[Opening Record set section]

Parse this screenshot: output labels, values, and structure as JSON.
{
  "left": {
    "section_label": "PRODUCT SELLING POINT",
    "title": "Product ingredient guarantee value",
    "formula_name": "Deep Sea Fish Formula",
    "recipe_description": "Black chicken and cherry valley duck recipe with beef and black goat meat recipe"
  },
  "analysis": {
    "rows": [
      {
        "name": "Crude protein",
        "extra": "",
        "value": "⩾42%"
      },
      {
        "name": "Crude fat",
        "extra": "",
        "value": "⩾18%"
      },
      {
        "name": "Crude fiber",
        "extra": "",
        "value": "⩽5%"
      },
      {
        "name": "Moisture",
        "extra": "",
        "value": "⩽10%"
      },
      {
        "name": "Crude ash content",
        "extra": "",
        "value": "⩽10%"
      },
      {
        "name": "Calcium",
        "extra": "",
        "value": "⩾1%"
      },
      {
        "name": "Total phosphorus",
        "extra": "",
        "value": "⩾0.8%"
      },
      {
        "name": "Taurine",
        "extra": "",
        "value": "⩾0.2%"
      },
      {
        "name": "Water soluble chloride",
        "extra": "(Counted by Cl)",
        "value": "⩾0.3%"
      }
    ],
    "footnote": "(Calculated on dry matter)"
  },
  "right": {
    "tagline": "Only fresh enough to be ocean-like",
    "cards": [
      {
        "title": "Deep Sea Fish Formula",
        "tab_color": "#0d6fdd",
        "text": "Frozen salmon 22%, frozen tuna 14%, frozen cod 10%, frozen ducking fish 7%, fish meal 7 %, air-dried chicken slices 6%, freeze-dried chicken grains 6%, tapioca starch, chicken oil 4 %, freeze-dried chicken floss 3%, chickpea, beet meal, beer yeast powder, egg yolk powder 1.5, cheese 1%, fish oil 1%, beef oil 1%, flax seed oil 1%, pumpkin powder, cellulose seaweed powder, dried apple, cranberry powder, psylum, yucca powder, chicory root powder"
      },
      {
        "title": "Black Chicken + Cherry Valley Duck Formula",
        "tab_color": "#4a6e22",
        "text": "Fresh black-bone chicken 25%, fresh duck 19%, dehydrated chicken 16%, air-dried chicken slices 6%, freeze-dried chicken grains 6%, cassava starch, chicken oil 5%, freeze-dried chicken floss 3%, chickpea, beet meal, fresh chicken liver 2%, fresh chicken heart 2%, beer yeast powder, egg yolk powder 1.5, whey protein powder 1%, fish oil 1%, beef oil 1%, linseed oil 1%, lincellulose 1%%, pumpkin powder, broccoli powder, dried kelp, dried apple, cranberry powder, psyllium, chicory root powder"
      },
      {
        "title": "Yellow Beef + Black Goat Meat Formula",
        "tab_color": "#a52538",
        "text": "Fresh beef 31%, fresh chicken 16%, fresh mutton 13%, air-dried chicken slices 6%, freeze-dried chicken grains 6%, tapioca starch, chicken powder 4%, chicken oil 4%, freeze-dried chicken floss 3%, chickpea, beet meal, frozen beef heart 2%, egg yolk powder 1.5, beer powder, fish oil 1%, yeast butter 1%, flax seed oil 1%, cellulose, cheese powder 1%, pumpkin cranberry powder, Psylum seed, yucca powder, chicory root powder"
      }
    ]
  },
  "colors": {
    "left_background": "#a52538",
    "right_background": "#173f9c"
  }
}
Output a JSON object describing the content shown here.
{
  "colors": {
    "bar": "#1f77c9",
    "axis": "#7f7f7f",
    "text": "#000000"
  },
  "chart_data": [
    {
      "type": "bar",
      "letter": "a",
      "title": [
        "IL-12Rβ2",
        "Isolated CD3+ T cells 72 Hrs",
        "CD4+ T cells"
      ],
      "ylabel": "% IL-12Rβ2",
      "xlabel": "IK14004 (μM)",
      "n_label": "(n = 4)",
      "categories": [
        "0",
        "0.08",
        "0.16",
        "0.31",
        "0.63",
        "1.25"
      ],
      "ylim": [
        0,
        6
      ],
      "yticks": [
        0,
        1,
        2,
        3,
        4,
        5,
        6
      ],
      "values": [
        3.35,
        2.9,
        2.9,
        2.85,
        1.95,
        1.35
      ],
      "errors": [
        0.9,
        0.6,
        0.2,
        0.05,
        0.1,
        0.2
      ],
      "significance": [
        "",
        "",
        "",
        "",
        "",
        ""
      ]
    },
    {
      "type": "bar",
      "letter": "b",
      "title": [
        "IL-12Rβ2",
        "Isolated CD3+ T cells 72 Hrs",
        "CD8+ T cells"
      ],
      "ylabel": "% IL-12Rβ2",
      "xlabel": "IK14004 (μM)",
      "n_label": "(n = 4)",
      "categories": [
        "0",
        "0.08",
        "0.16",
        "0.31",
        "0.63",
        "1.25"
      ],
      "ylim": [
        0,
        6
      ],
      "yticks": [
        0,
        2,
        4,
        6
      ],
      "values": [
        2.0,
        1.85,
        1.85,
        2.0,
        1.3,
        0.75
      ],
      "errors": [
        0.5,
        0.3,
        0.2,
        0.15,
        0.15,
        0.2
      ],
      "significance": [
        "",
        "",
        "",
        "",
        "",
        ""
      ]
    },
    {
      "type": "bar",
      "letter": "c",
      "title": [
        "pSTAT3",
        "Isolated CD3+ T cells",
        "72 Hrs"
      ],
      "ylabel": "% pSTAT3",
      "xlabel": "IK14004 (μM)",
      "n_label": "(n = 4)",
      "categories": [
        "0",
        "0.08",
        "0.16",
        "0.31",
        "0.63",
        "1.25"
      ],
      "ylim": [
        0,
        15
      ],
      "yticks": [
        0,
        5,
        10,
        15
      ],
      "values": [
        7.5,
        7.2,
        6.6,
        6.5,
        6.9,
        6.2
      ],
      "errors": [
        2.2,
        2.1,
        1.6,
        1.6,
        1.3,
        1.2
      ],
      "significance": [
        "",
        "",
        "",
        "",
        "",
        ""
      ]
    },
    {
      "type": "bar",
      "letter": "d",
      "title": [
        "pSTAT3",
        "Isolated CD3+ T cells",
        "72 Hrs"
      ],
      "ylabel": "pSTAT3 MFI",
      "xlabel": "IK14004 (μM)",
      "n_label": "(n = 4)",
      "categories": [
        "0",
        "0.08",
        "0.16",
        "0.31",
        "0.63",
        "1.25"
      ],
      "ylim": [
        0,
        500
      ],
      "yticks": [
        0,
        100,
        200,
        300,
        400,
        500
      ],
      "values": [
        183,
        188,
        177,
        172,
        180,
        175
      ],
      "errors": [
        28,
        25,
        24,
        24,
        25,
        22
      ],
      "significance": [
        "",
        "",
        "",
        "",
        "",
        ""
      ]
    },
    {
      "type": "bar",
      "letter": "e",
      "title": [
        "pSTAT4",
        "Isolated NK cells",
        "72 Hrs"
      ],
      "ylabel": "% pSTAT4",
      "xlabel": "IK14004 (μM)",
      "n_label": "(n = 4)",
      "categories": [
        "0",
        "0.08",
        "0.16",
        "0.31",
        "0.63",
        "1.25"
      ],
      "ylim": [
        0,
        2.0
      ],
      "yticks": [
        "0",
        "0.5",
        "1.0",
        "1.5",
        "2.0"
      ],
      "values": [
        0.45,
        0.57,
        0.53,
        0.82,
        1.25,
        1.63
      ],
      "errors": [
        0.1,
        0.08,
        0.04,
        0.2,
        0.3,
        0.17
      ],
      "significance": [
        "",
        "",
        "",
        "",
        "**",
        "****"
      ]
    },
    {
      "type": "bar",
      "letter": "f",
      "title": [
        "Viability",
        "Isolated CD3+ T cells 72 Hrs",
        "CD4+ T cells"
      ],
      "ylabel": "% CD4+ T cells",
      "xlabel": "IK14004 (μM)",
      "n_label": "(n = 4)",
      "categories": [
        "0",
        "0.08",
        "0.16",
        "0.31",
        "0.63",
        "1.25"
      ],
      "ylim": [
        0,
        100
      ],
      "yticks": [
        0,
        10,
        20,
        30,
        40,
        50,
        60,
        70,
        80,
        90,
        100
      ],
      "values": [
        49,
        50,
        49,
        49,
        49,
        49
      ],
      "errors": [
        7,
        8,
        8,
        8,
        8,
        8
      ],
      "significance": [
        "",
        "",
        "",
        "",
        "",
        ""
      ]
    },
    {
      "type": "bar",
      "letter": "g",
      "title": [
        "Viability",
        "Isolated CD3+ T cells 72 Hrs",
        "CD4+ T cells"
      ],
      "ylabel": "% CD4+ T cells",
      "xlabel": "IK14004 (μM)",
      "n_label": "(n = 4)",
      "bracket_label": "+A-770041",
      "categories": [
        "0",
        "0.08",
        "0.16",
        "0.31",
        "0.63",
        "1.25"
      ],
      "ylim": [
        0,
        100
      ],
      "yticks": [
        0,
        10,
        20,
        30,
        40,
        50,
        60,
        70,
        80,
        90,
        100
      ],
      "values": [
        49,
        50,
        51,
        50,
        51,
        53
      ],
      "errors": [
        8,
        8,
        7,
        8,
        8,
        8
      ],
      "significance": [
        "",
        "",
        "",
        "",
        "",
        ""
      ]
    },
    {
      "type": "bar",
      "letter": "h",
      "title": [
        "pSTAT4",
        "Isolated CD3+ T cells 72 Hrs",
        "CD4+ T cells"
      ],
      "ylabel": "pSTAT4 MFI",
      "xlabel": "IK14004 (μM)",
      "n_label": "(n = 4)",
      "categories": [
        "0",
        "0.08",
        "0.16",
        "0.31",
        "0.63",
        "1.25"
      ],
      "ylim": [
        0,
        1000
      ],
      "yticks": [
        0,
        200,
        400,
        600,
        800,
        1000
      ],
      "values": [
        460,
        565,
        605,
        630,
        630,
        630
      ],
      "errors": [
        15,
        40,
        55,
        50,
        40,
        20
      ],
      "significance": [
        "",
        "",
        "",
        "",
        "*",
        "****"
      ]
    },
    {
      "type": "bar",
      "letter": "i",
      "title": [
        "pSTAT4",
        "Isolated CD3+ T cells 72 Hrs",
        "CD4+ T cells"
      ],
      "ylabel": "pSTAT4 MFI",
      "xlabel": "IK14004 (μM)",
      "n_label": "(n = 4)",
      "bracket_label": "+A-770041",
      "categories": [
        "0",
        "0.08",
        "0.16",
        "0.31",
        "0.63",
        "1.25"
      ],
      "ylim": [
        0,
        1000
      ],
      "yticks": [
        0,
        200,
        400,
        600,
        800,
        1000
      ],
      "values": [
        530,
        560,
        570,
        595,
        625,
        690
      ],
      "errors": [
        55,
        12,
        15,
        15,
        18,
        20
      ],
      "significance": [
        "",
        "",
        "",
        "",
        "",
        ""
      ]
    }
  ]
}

[Closing Record set section]

> [Directions for this task]: Copy out each line of the records above that includes "letter".

> [Task answer]:
      "letter": "a",
      "letter": "b",
      "letter": "c",
      "letter": "d",
      "letter": "e",
      "letter": "f",
      "letter": "g",
      "letter": "h",
      "letter": "i",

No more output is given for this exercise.